Dataset excerpts:

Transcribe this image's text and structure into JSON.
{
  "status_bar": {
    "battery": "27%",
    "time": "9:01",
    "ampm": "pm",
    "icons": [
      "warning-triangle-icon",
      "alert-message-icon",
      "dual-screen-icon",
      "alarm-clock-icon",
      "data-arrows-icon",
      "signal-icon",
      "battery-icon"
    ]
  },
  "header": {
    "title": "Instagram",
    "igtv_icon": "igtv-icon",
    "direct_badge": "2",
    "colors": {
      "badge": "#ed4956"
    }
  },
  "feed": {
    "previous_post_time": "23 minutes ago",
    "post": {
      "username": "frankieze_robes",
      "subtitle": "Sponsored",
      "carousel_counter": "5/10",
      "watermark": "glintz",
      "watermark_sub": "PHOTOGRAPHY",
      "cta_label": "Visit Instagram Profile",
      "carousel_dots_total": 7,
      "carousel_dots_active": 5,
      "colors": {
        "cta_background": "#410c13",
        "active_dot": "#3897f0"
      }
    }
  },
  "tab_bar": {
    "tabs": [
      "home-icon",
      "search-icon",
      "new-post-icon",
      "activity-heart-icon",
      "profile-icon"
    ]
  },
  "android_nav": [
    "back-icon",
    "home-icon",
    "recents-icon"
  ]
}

WHAT YOU SHOULD DO: Read the entries and select each line where the word "Instagram" is found.

TASK ANSWER:
    "title": "Instagram",
      "cta_label": "Visit Instagram Profile",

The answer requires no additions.